→ **Exercise aim**:
Write out the material below again, unchanged.

— Start Input data —

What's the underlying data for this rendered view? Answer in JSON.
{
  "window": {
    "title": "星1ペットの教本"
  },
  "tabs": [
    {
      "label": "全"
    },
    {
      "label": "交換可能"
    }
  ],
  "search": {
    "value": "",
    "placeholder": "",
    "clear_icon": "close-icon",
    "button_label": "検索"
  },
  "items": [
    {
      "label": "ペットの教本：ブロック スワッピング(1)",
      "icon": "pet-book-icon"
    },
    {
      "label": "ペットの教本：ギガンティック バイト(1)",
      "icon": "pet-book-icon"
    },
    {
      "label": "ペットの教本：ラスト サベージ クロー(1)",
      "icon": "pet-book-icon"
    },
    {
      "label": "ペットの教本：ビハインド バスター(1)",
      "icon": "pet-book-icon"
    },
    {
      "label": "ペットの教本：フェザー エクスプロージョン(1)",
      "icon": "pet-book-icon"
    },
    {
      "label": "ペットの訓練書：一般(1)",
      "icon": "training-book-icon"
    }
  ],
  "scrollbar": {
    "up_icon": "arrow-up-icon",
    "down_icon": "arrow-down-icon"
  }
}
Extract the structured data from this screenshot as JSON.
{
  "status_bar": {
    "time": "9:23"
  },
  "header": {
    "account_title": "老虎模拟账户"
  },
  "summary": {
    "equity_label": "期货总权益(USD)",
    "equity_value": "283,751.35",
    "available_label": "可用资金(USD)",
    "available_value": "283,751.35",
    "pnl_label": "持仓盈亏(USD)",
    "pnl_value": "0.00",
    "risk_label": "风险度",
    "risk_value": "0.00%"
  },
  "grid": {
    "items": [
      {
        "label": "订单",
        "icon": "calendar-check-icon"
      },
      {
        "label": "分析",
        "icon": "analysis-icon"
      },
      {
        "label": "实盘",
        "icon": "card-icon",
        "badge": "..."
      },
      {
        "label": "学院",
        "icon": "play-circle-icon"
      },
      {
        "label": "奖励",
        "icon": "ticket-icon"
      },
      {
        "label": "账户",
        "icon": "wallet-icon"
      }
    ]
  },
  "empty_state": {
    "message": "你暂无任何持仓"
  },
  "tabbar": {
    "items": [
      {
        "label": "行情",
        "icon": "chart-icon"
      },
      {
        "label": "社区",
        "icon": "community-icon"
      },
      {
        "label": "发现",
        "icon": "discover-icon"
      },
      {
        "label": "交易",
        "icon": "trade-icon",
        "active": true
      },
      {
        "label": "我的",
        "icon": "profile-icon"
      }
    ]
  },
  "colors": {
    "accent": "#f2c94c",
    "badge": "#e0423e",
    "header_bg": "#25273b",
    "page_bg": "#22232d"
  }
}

— End Input data —

→ **Written response**:
What's the underlying data for this rendered view? Answer in JSON.
{
  "window": {
    "title": "星1ペットの教本"
  },
  "tabs": [
    {
      "label": "全"
    },
    {
      "label": "交換可能"
    }
  ],
  "search": {
    "value": "",
    "placeholder": "",
    "clear_icon": "close-icon",
    "button_label": "検索"
  },
  "items": [
    {
      "label": "ペットの教本：ブロック スワッピング(1)",
      "icon": "pet-book-icon"
    },
    {
      "label": "ペットの教本：ギガンティック バイト(1)",
      "icon": "pet-book-icon"
    },
    {
      "label": "ペットの教本：ラスト サベージ クロー(1)",
      "icon": "pet-book-icon"
    },
    {
      "label": "ペットの教本：ビハインド バスター(1)",
      "icon": "pet-book-icon"
    },
    {
      "label": "ペットの教本：フェザー エクスプロージョン(1)",
      "icon": "pet-book-icon"
    },
    {
      "label": "ペットの訓練書：一般(1)",
      "icon": "training-book-icon"
    }
  ],
  "scrollbar": {
    "up_icon": "arrow-up-icon",
    "down_icon": "arrow-down-icon"
  }
}
Extract the structured data from this screenshot as JSON.
{
  "status_bar": {
    "time": "9:23"
  },
  "header": {
    "account_title": "老虎模拟账户"
  },
  "summary": {
    "equity_label": "期货总权益(USD)",
    "equity_value": "283,751.35",
    "available_label": "可用资金(USD)",
    "available_value": "283,751.35",
    "pnl_label": "持仓盈亏(USD)",
    "pnl_value": "0.00",
    "risk_label": "风险度",
    "risk_value": "0.00%"
  },
  "grid": {
    "items": [
      {
        "label": "订单",
        "icon": "calendar-check-icon"
      },
      {
        "label": "分析",
        "icon": "analysis-icon"
      },
      {
        "label": "实盘",
        "icon": "card-icon",
        "badge": "..."
      },
      {
        "label": "学院",
        "icon": "play-circle-icon"
      },
      {
        "label": "奖励",
        "icon": "ticket-icon"
      },
      {
        "label": "账户",
        "icon": "wallet-icon"
      }
    ]
  },
  "empty_state": {
    "message": "你暂无任何持仓"
  },
  "tabbar": {
    "items": [
      {
        "label": "行情",
        "icon": "chart-icon"
      },
      {
        "label": "社区",
        "icon": "community-icon"
      },
      {
        "label": "发现",
        "icon": "discover-icon"
      },
      {
        "label": "交易",
        "icon": "trade-icon",
        "active": true
      },
      {
        "label": "我的",
        "icon": "profile-icon"
      }
    ]
  },
  "colors": {
    "accent": "#f2c94c",
    "badge": "#e0423e",
    "header_bg": "#25273b",
    "page_bg": "#22232d"
  }
}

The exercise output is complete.